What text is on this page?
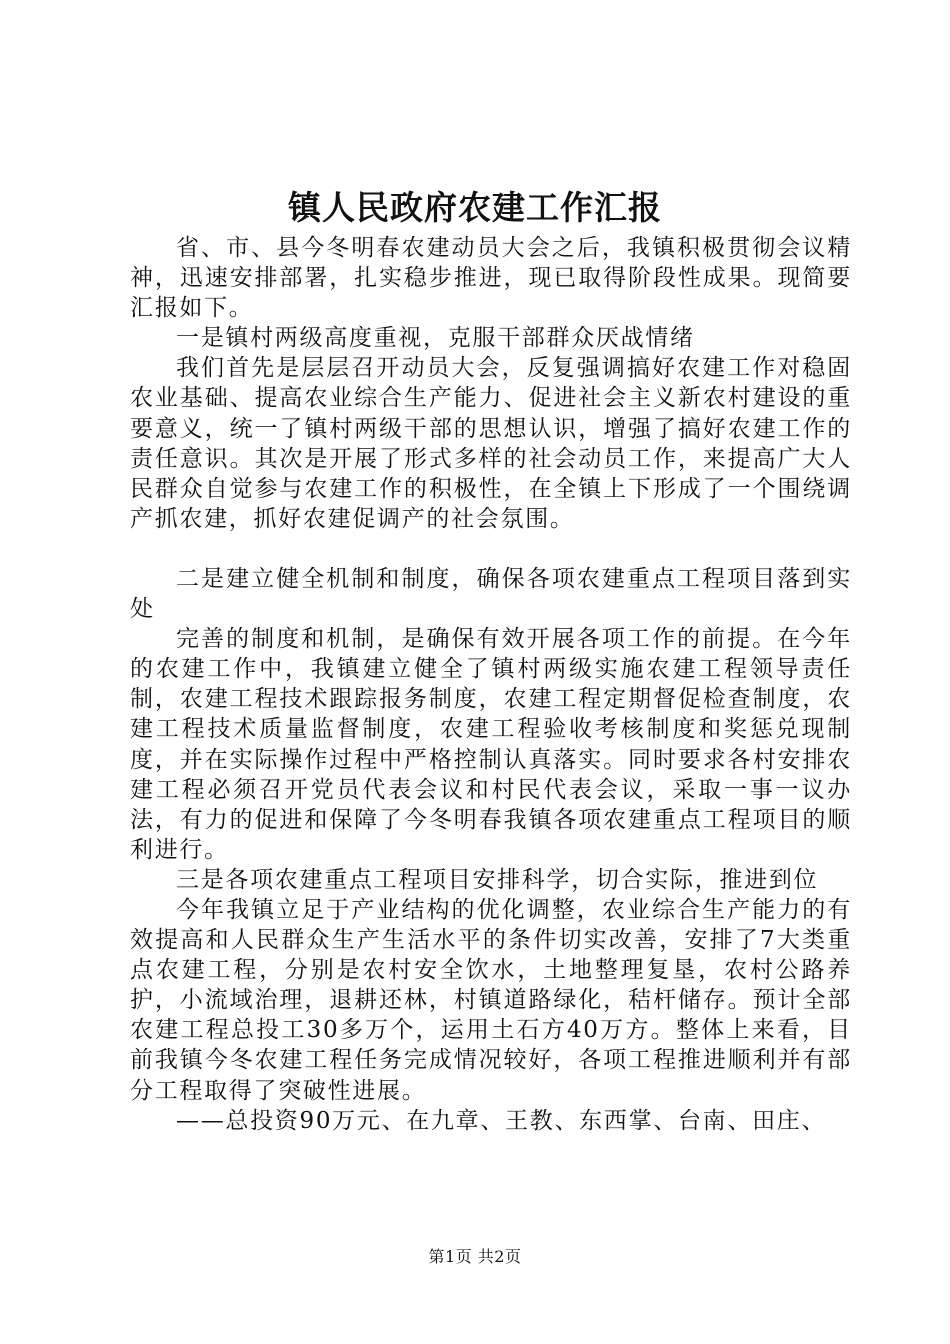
镇人民政府农建工作汇报

省、市、县今冬明春农建动员大会之后，我镇积极贯彻会议精神，迅速安排部署，扎实稳步推进，现已取得阶段性成果。现简要汇报如下。

一是镇村两级高度重视，克服干部群众厌战情绪

我们首先是层层召开动员大会，反复强调搞好农建工作对稳固农业基础、提高农业综合生产能力、促进社会主义新农村建设的重要意义，统一了镇村两级干部的思想认识，增强了搞好农建工作的责任意识。其次是开展了形式多样的社会动员工作，来提高广大人民群众自觉参与农建工作的积极性，在全镇上下形成了一个围绕调产抓农建，抓好农建促调产的社会氛围。

二是建立健全机制和制度，确保各项农建重点工程项目落到实处

完善的制度和机制，是确保有效开展各项工作的前提。在今年的农建工作中，我镇建立健全了镇村两级实施农建工程领导责任制，农建工程技术跟踪报务制度，农建工程定期督促检查制度，农建工程技术质量监督制度，农建工程验收考核制度和奖惩兑现制度，并在实际操作过程中严格控制认真落实。同时要求各村安排农建工程必须召开党员代表会议和村民代表会议，采取一事一议办法，有力的促进和保障了今冬明春我镇各项农建重点工程项目的顺利进行。

三是各项农建重点工程项目安排科学，切合实际，推进到位

今年我镇立足于产业结构的优化调整，农业综合生产能力的有效提高和人民群众生产生活水平的条件切实改善，安排了7大类重点农建工程，分别是农村安全饮水，土地整理复垦，农村公路养护，小流域治理，退耕还林，村镇道路绿化，秸杆储存。预计全部农建工程总投工30多万个，运用土石方40万方。整体上来看，目前我镇今冬农建工程任务完成情况较好，各项工程推进顺利并有部分工程取得了突破性进展。

——总投资90万元、在九章、王教、东西掌、台南、田庄、

第1页 共2页
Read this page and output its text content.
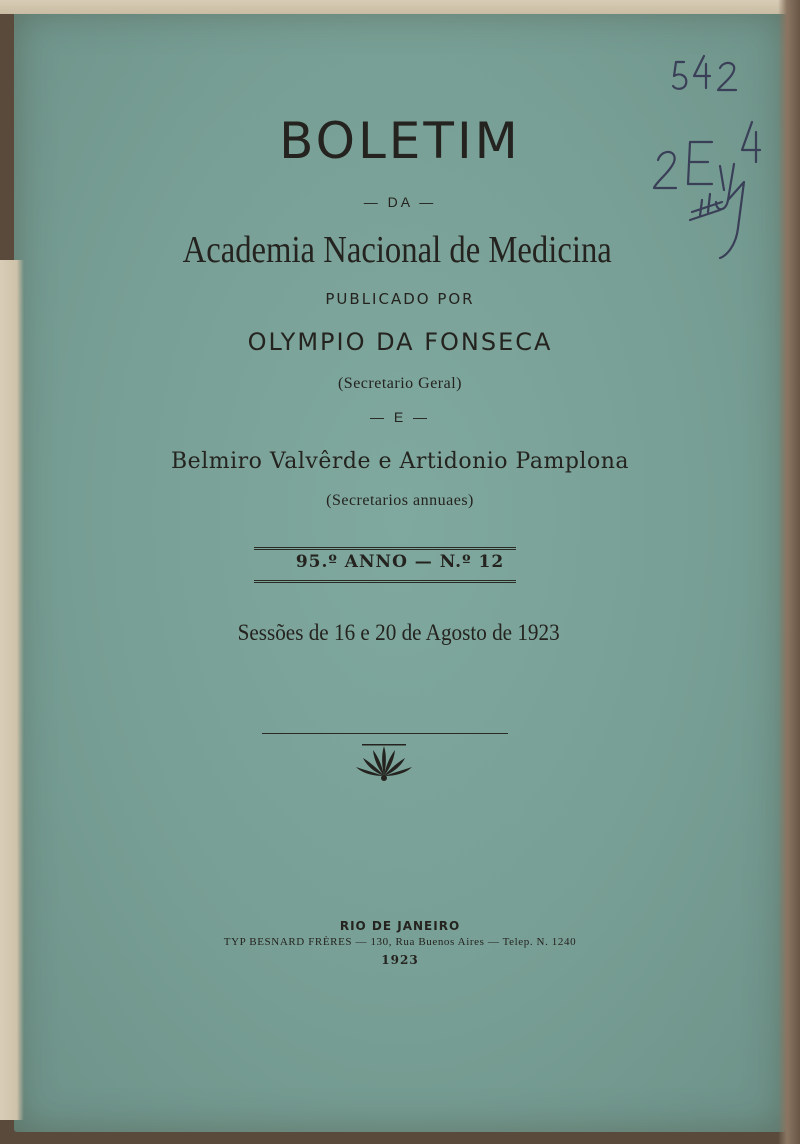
BOLETIM
— DA —
Academia Nacional de Medicina
PUBLICADO POR
OLYMPIO DA FONSECA
(Secretario Geral)
— E —
Belmiro Valvêrde e Artidonio Pamplona
(Secretarios annuaes)
95.º ANNO — N.º 12
Sessões de 16 e 20 de Agosto de 1923
RIO DE JANEIRO
TYP BESNARD FRÈRES — 130, Rua Buenos Aires — Telep. N. 1240
1923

What to do: Every entry should be returned exactly as written, minus the pictures.

Output for this task:
What text is on this page?
镇人民政府农建工作汇报

省、市、县今冬明春农建动员大会之后，我镇积极贯彻会议精神，迅速安排部署，扎实稳步推进，现已取得阶段性成果。现简要汇报如下。

一是镇村两级高度重视，克服干部群众厌战情绪

我们首先是层层召开动员大会，反复强调搞好农建工作对稳固农业基础、提高农业综合生产能力、促进社会主义新农村建设的重要意义，统一了镇村两级干部的思想认识，增强了搞好农建工作的责任意识。其次是开展了形式多样的社会动员工作，来提高广大人民群众自觉参与农建工作的积极性，在全镇上下形成了一个围绕调产抓农建，抓好农建促调产的社会氛围。

二是建立健全机制和制度，确保各项农建重点工程项目落到实处

完善的制度和机制，是确保有效开展各项工作的前提。在今年的农建工作中，我镇建立健全了镇村两级实施农建工程领导责任制，农建工程技术跟踪报务制度，农建工程定期督促检查制度，农建工程技术质量监督制度，农建工程验收考核制度和奖惩兑现制度，并在实际操作过程中严格控制认真落实。同时要求各村安排农建工程必须召开党员代表会议和村民代表会议，采取一事一议办法，有力的促进和保障了今冬明春我镇各项农建重点工程项目的顺利进行。

三是各项农建重点工程项目安排科学，切合实际，推进到位

今年我镇立足于产业结构的优化调整，农业综合生产能力的有效提高和人民群众生产生活水平的条件切实改善，安排了7大类重点农建工程，分别是农村安全饮水，土地整理复垦，农村公路养护，小流域治理，退耕还林，村镇道路绿化，秸杆储存。预计全部农建工程总投工30多万个，运用土石方40万方。整体上来看，目前我镇今冬农建工程任务完成情况较好，各项工程推进顺利并有部分工程取得了突破性进展。

——总投资90万元、在九章、王教、东西掌、台南、田庄、

第1页 共2页
Read this page and output its text content.
BOLETIM
— DA —
Academia Nacional de Medicina
PUBLICADO POR
OLYMPIO DA FONSECA
(Secretario Geral)
— E —
Belmiro Valvêrde e Artidonio Pamplona
(Secretarios annuaes)
95.º ANNO — N.º 12
Sessões de 16 e 20 de Agosto de 1923
RIO DE JANEIRO
TYP BESNARD FRÈRES — 130, Rua Buenos Aires — Telep. N. 1240
1923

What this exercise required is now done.